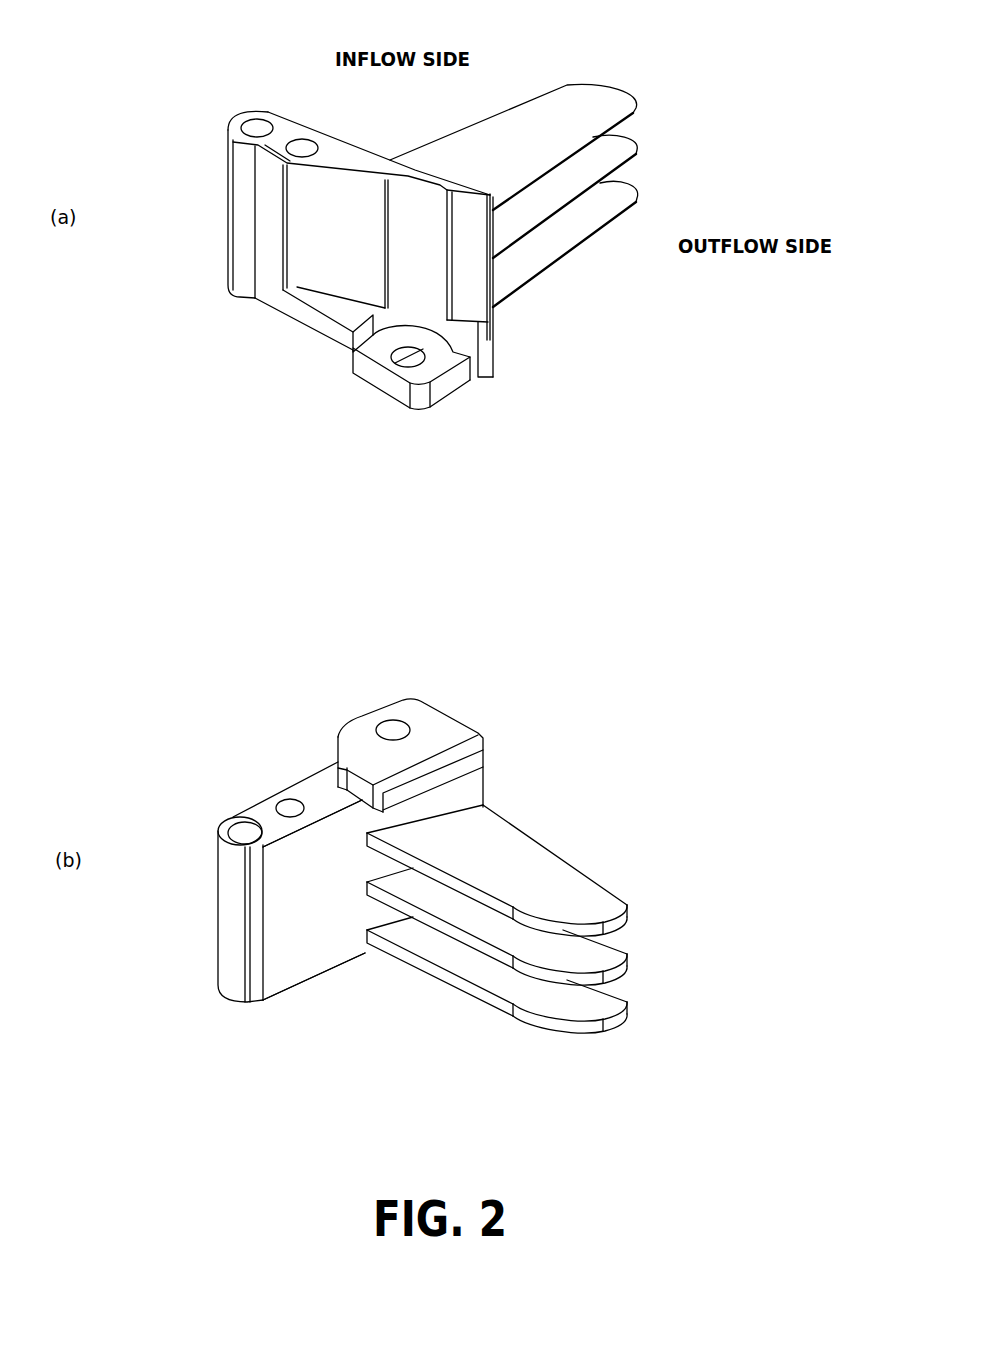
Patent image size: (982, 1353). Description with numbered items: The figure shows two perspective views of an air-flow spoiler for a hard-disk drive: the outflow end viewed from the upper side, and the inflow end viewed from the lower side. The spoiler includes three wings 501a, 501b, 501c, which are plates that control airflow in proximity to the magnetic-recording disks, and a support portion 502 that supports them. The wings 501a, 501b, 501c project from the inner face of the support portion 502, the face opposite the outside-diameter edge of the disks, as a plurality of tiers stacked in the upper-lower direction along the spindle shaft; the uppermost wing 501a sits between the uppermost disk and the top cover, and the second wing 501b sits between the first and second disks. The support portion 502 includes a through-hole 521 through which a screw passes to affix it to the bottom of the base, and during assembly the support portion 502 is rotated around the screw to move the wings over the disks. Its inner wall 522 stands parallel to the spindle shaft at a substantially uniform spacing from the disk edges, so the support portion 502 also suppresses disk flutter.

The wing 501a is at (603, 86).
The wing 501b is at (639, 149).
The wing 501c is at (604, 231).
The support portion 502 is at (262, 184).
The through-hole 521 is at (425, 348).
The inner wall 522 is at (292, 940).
=-=-=-=-=
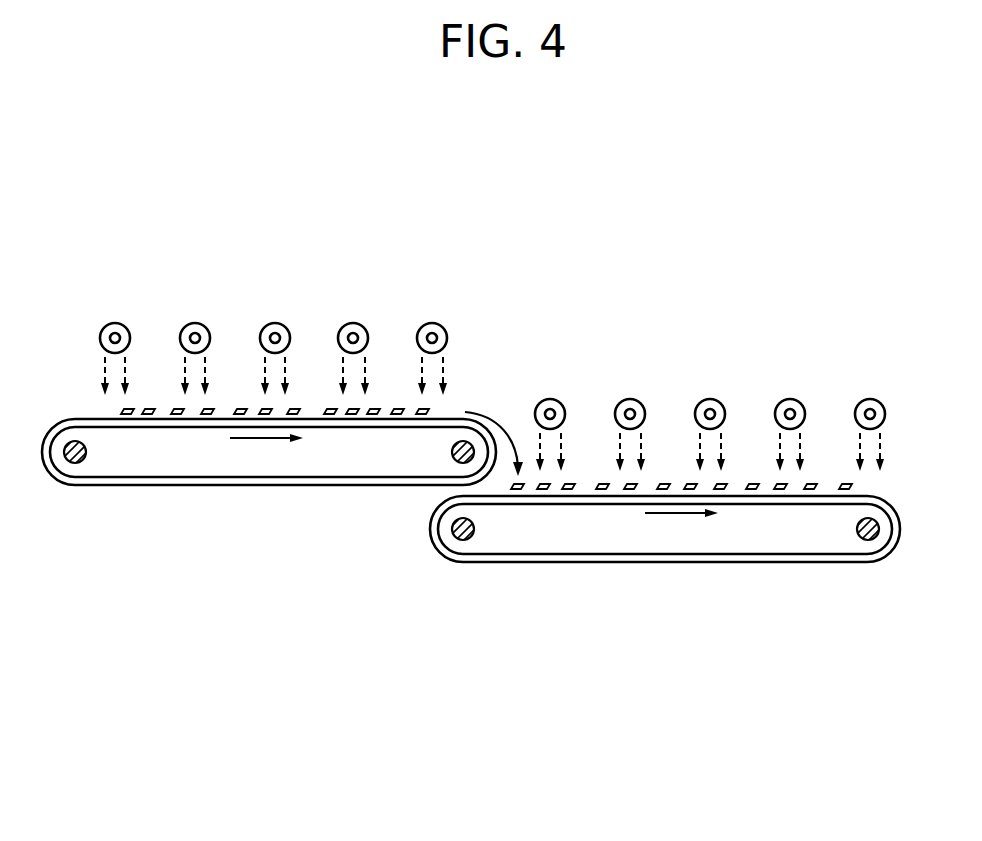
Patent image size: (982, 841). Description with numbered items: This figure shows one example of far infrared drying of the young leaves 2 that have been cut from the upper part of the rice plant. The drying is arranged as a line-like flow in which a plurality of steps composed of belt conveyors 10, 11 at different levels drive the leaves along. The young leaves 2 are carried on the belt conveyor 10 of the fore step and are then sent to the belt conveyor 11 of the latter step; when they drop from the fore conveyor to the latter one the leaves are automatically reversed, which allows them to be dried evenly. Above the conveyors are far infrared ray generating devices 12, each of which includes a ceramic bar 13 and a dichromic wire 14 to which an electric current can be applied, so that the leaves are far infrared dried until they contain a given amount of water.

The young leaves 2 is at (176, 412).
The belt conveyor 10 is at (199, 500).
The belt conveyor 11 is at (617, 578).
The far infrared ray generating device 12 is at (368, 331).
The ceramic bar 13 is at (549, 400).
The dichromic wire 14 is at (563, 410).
=-=-=-=-=
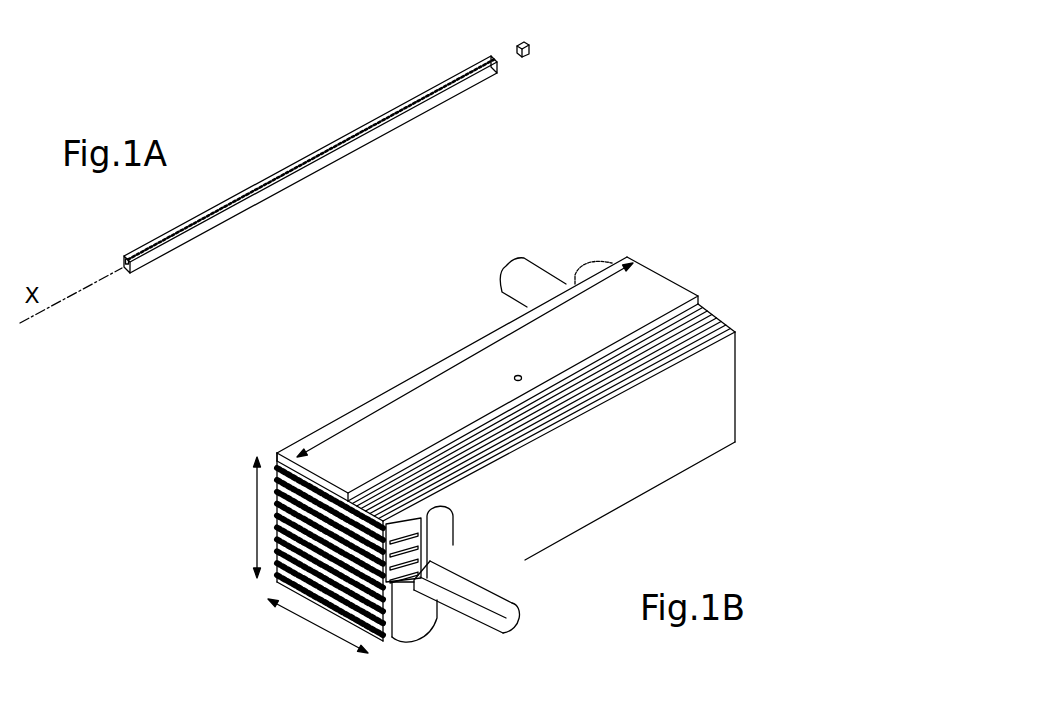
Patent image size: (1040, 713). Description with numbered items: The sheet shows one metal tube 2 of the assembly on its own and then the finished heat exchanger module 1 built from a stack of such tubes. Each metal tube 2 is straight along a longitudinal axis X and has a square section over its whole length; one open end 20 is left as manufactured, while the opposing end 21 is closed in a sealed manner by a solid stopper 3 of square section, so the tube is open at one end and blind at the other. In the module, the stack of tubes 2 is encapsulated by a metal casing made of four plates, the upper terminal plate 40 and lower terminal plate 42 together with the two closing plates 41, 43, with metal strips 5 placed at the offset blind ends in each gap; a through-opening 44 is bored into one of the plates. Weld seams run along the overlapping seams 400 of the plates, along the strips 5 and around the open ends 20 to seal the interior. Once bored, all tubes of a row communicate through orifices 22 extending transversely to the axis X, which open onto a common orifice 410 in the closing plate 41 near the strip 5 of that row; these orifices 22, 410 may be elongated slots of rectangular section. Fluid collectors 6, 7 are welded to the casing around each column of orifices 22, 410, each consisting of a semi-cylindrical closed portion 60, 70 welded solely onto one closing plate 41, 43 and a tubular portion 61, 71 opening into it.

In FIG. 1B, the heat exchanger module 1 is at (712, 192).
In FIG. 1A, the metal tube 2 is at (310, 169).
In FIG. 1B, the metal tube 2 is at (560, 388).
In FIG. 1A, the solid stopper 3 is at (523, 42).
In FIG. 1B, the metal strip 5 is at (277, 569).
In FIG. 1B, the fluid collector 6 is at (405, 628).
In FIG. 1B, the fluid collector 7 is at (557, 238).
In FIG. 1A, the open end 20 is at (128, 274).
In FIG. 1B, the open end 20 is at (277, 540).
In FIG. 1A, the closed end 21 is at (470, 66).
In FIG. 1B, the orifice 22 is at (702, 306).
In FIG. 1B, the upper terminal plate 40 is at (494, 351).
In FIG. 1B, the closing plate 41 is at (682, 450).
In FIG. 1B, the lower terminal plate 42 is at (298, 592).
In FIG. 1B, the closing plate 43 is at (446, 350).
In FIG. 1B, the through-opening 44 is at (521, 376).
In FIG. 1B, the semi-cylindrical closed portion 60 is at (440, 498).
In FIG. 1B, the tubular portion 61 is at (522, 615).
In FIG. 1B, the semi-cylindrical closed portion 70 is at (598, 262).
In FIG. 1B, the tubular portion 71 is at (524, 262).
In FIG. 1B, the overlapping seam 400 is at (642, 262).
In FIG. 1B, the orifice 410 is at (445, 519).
=-=-=-=-=
REQUIREMENT: Copy out, word for word, the part of the material above that begins with the line containing "Patent image size: (982, 841)." and ends with the line containing "The dichromic wire 14 is at (563, 410).", including both of those lines.

SOLUTION TO THIS EXERCISE:
Patent image size: (982, 841). Description with numbered items: This figure shows one example of far infrared drying of the young leaves 2 that have been cut from the upper part of the rice plant. The drying is arranged as a line-like flow in which a plurality of steps composed of belt conveyors 10, 11 at different levels drive the leaves along. The young leaves 2 are carried on the belt conveyor 10 of the fore step and are then sent to the belt conveyor 11 of the latter step; when they drop from the fore conveyor to the latter one the leaves are automatically reversed, which allows them to be dried evenly. Above the conveyors are far infrared ray generating devices 12, each of which includes a ceramic bar 13 and a dichromic wire 14 to which an electric current can be applied, so that the leaves are far infrared dried until they contain a given amount of water.

The young leaves 2 is at (176, 412).
The belt conveyor 10 is at (199, 500).
The belt conveyor 11 is at (617, 578).
The far infrared ray generating device 12 is at (368, 331).
The ceramic bar 13 is at (549, 400).
The dichromic wire 14 is at (563, 410).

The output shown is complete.